**WHAT THE TASK REQUIRES:** Below are some records. Pull every line that contains the word "ICPR".

**PROVIDED RECORDS:**
%%

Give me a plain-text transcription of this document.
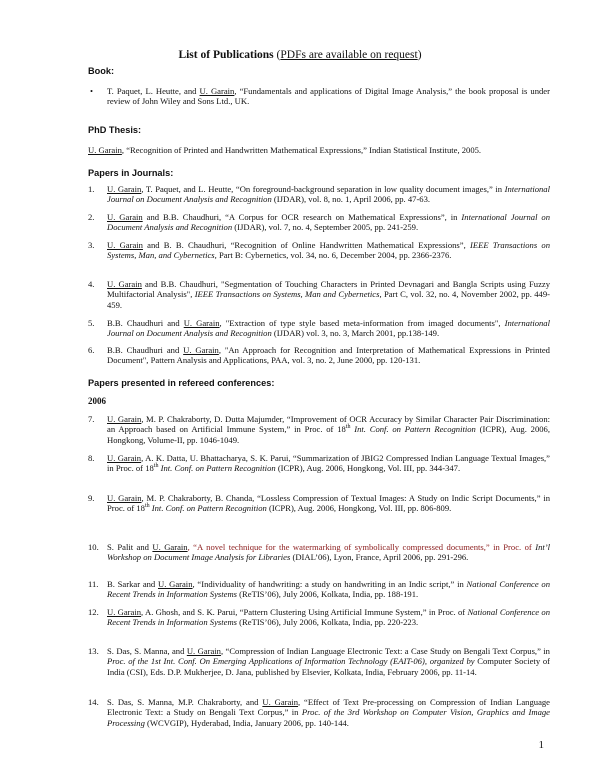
List of Publications (PDFs are available on request)
Book:
•	T. Paquet, L. Heutte, and U. Garain, “Fundamentals and applications of Digital Image Analysis,” the book proposal is under review of John Wiley and Sons Ltd., UK.
PhD Thesis:
U. Garain, “Recognition of Printed and Handwritten Mathematical Expressions,” Indian Statistical Institute, 2005.
Papers in Journals:
1.	U. Garain, T. Paquet, and L. Heutte, “On foreground-background separation in low quality document images,” in International Journal on Document Analysis and Recognition (IJDAR), vol. 8, no. 1, April 2006, pp. 47-63.
2.	U. Garain and B.B. Chaudhuri, “A Corpus for OCR research on Mathematical Expressions”, in International Journal on Document Analysis and Recognition (IJDAR), vol. 7, no. 4, September 2005, pp. 241-259.
3.	U. Garain and B. B. Chaudhuri, “Recognition of Online Handwritten Mathematical Expressions”, IEEE Transactions on Systems, Man, and Cybernetics, Part B: Cybernetics, vol. 34, no. 6, December 2004, pp. 2366-2376.
4.	U. Garain and B.B. Chaudhuri, "Segmentation of Touching Characters in Printed Devnagari and Bangla Scripts using Fuzzy Multifactorial Analysis", IEEE Transactions on Systems, Man and Cybernetics, Part C, vol. 32, no. 4, November 2002, pp. 449- 459.
5.	B.B. Chaudhuri and U. Garain, "Extraction of type style based meta-information from imaged documents", International Journal on Document Analysis and Recognition (IJDAR) vol. 3, no. 3, March 2001, pp.138-149.
6.	B.B. Chaudhuri and U. Garain, "An Approach for Recognition and Interpretation of Mathematical Expressions in Printed Document", Pattern Analysis and Applications, PAA, vol. 3, no. 2, June 2000, pp. 120-131.
Papers presented in refereed conferences:
2006
7.	U. Garain, M. P. Chakraborty, D. Dutta Majumder, “Improvement of OCR Accuracy by Similar Character Pair Discrimination: an Approach based on Artificial Immune System,” in Proc. of 18th Int. Conf. on Pattern Recognition (ICPR), Aug. 2006, Hongkong, Volume-II, pp. 1046-1049.
8.	U. Garain, A. K. Datta, U. Bhattacharya, S. K. Parui, “Summarization of JBIG2 Compressed Indian Language Textual Images,” in Proc. of 18th Int. Conf. on Pattern Recognition (ICPR), Aug. 2006, Hongkong, Vol. III, pp. 344-347.
9.	U. Garain, M. P. Chakraborty, B. Chanda, “Lossless Compression of Textual Images: A Study on Indic Script Documents,” in Proc. of 18th Int. Conf. on Pattern Recognition (ICPR), Aug. 2006, Hongkong, Vol. III, pp. 806-809.
10. S. Palit and U. Garain, “A novel technique for the watermarking of symbolically compressed documents,” in Proc. of Int’l Workshop on Document Image Analysis for Libraries (DIAL’06), Lyon, France, April 2006, pp. 291-296.
11. B. Sarkar and U. Garain, “Individuality of handwriting: a study on handwriting in an Indic script,” in National Conference on Recent Trends in Information Systems (ReTIS’06), July 2006, Kolkata, India, pp. 188-191.
12. U. Garain, A. Ghosh, and S. K. Parui, “Pattern Clustering Using Artificial Immune System,” in Proc. of National Conference on Recent Trends in Information Systems (ReTIS’06), July 2006, Kolkata, India, pp. 220-223.
13. S. Das, S. Manna, and U. Garain, “Compression of Indian Language Electronic Text: a Case Study on Bengali Text Corpus,” in Proc. of the 1st Int. Conf. On Emerging Applications of Information Technology (EAIT-06), organized by Computer Society of India (CSI), Eds. D.P. Mukherjee, D. Jana, published by Elsevier, Kolkata, India, February 2006, pp. 11-14.
14. S. Das, S. Manna, M.P. Chakraborty, and U. Garain, “Effect of Text Pre-processing on Compression of Indian Language Electronic Text: a Study on Bengali Text Corpus,” in Proc. of the 3rd Workshop on Computer Vision, Graphics and Image Processing (WCVGIP), Hyderabad, India, January 2006, pp. 140-144.
1
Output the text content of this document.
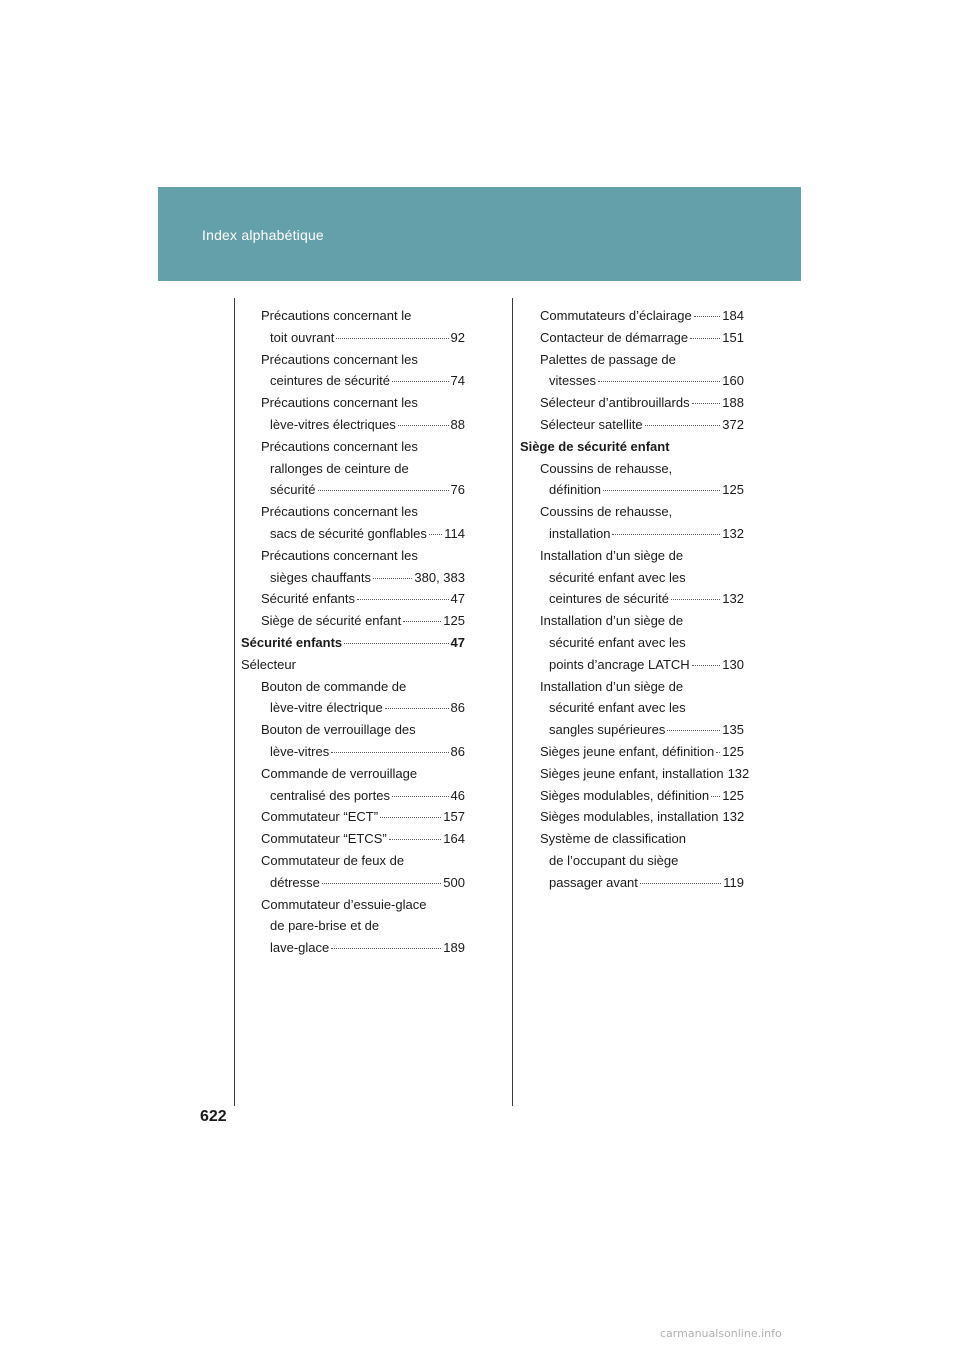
Index alphabétique
622
Précautions concernant le
toit ouvrant	92
Précautions concernant les
ceintures de sécurité	74
Précautions concernant les
lève-vitres électriques	88
Précautions concernant les
rallonges de ceinture de
sécurité	76
Précautions concernant les
sacs de sécurité gonflables 114
Précautions concernant les
sièges chauffants	380, 383
Sécurité enfants	47
Siège de sécurité enfant	125
Sécurité enfants	47
Sélecteur
Bouton de commande de
lève-vitre électrique	86
Bouton de verrouillage des
lève-vitres	86
Commande de verrouillage
centralisé des portes	46
Commutateur “ECT”	157
Commutateur “ETCS”	164
Commutateur de feux de
détresse	500
Commutateur d’essuie-glace
de pare-brise et de
lave-glace	189
Commutateurs d’éclairage 184
Contacteur de démarrage	151
Palettes de passage de
vitesses	160
Sélecteur d’antibrouillards	188
Sélecteur satellite	372
Siège de sécurité enfant
Coussins de rehausse,
définition	125
Coussins de rehausse,
installation	132
Installation d’un siège de
sécurité enfant avec les
ceintures de sécurité	132
Installation d’un siège de
sécurité enfant avec les
points d’ancrage LATCH	130
Installation d’un siège de
sécurité enfant avec les
sangles supérieures	135
Sièges jeune enfant, définition 125
Sièges jeune enfant, installation 132
Sièges modulables, définition 125
Sièges modulables, installation 132
Système de classification
de l’occupant du siège
passager avant	119
carmanualsonline.info
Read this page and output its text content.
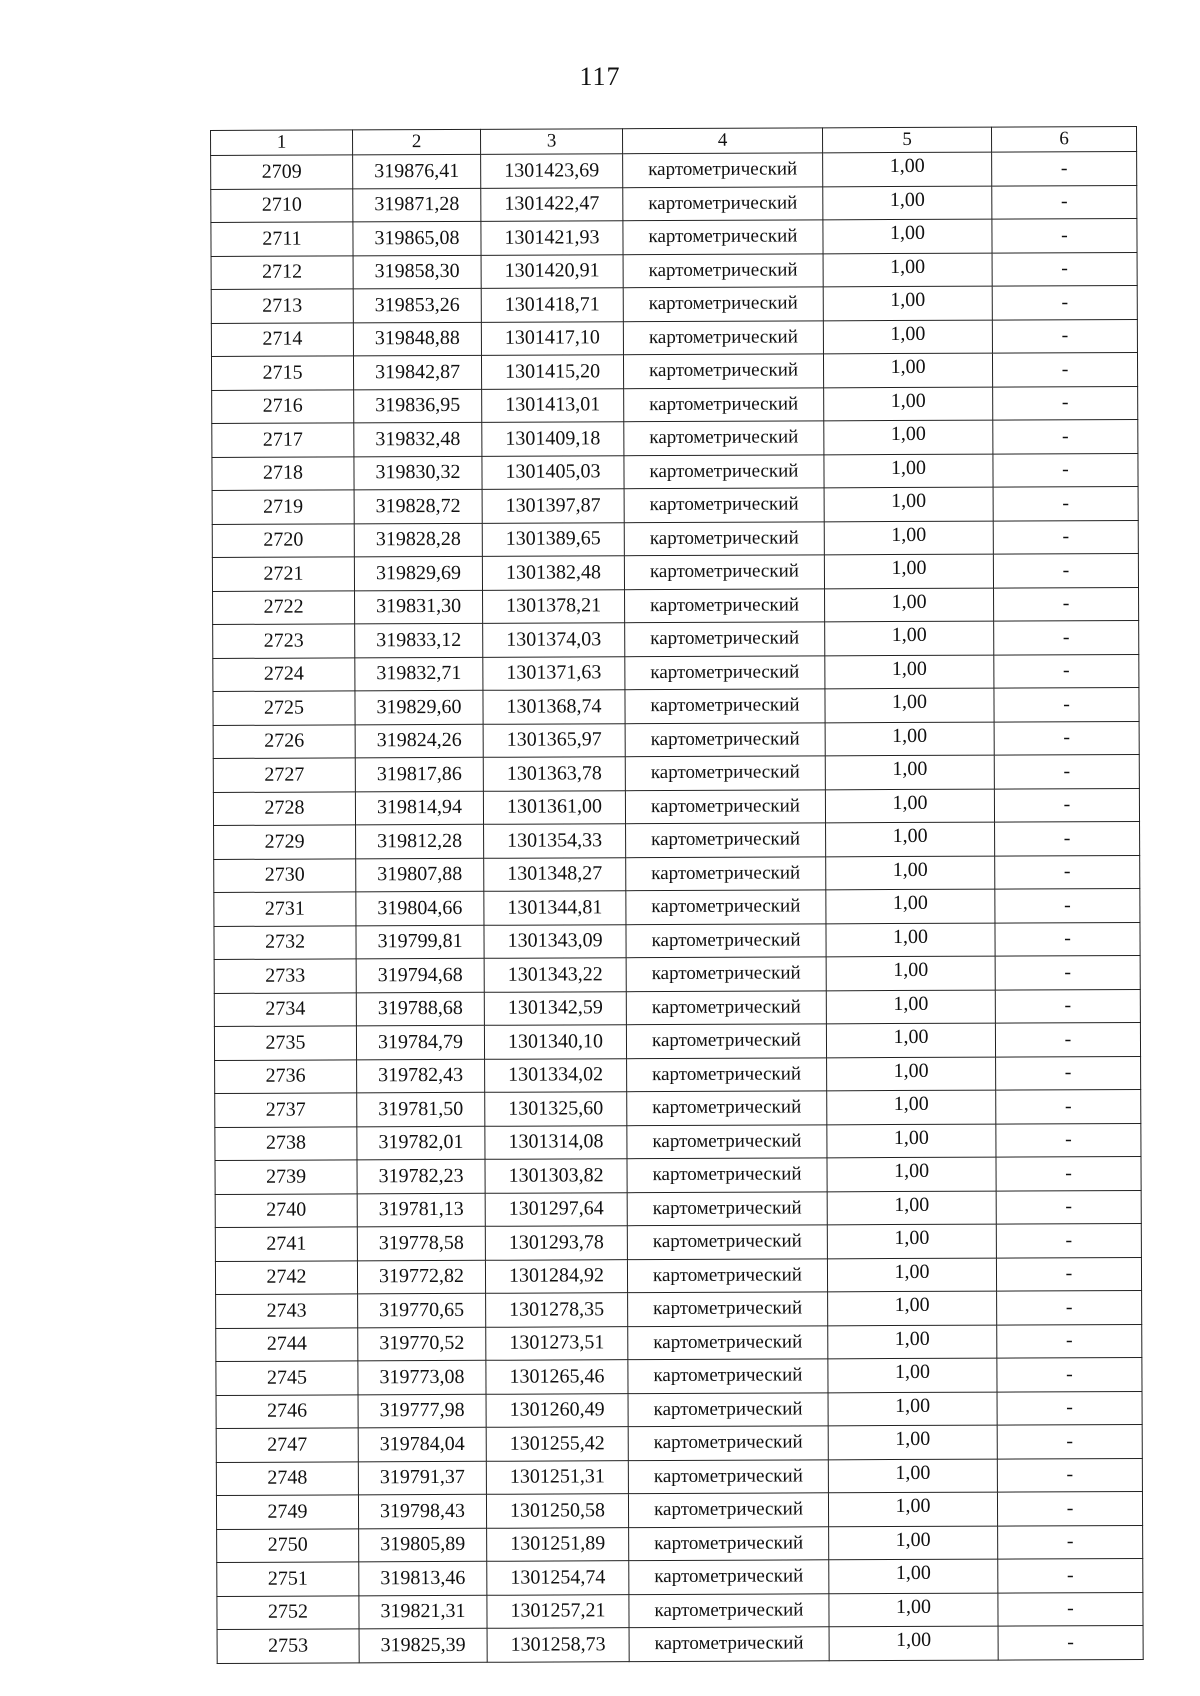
117
1	2	3	4	5	6
2709	319876,41	1301423,69	картометрический	1,00	-
2710	319871,28	1301422,47	картометрический	1,00	-
2711	319865,08	1301421,93	картометрический	1,00	-
2712	319858,30	1301420,91	картометрический	1,00	-
2713	319853,26	1301418,71	картометрический	1,00	-
2714	319848,88	1301417,10	картометрический	1,00	-
2715	319842,87	1301415,20	картометрический	1,00	-
2716	319836,95	1301413,01	картометрический	1,00	-
2717	319832,48	1301409,18	картометрический	1,00	-
2718	319830,32	1301405,03	картометрический	1,00	-
2719	319828,72	1301397,87	картометрический	1,00	-
2720	319828,28	1301389,65	картометрический	1,00	-
2721	319829,69	1301382,48	картометрический	1,00	-
2722	319831,30	1301378,21	картометрический	1,00	-
2723	319833,12	1301374,03	картометрический	1,00	-
2724	319832,71	1301371,63	картометрический	1,00	-
2725	319829,60	1301368,74	картометрический	1,00	-
2726	319824,26	1301365,97	картометрический	1,00	-
2727	319817,86	1301363,78	картометрический	1,00	-
2728	319814,94	1301361,00	картометрический	1,00	-
2729	319812,28	1301354,33	картометрический	1,00	-
2730	319807,88	1301348,27	картометрический	1,00	-
2731	319804,66	1301344,81	картометрический	1,00	-
2732	319799,81	1301343,09	картометрический	1,00	-
2733	319794,68	1301343,22	картометрический	1,00	-
2734	319788,68	1301342,59	картометрический	1,00	-
2735	319784,79	1301340,10	картометрический	1,00	-
2736	319782,43	1301334,02	картометрический	1,00	-
2737	319781,50	1301325,60	картометрический	1,00	-
2738	319782,01	1301314,08	картометрический	1,00	-
2739	319782,23	1301303,82	картометрический	1,00	-
2740	319781,13	1301297,64	картометрический	1,00	-
2741	319778,58	1301293,78	картометрический	1,00	-
2742	319772,82	1301284,92	картометрический	1,00	-
2743	319770,65	1301278,35	картометрический	1,00	-
2744	319770,52	1301273,51	картометрический	1,00	-
2745	319773,08	1301265,46	картометрический	1,00	-
2746	319777,98	1301260,49	картометрический	1,00	-
2747	319784,04	1301255,42	картометрический	1,00	-
2748	319791,37	1301251,31	картометрический	1,00	-
2749	319798,43	1301250,58	картометрический	1,00	-
2750	319805,89	1301251,89	картометрический	1,00	-
2751	319813,46	1301254,74	картометрический	1,00	-
2752	319821,31	1301257,21	картометрический	1,00	-
2753	319825,39	1301258,73	картометрический	1,00	-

%%

**SOLVED EXERCISE:**
7.	U. Garain, M. P. Chakraborty, D. Dutta Majumder, “Improvement of OCR Accuracy by Similar Character Pair Discrimination: an Approach based on Artificial Immune System,” in Proc. of 18th Int. Conf. on Pattern Recognition (ICPR), Aug. 2006, Hongkong, Volume-II, pp. 1046-1049.
8.	U. Garain, A. K. Datta, U. Bhattacharya, S. K. Parui, “Summarization of JBIG2 Compressed Indian Language Textual Images,” in Proc. of 18th Int. Conf. on Pattern Recognition (ICPR), Aug. 2006, Hongkong, Vol. III, pp. 344-347.
9.	U. Garain, M. P. Chakraborty, B. Chanda, “Lossless Compression of Textual Images: A Study on Indic Script Documents,” in Proc. of 18th Int. Conf. on Pattern Recognition (ICPR), Aug. 2006, Hongkong, Vol. III, pp. 806-809.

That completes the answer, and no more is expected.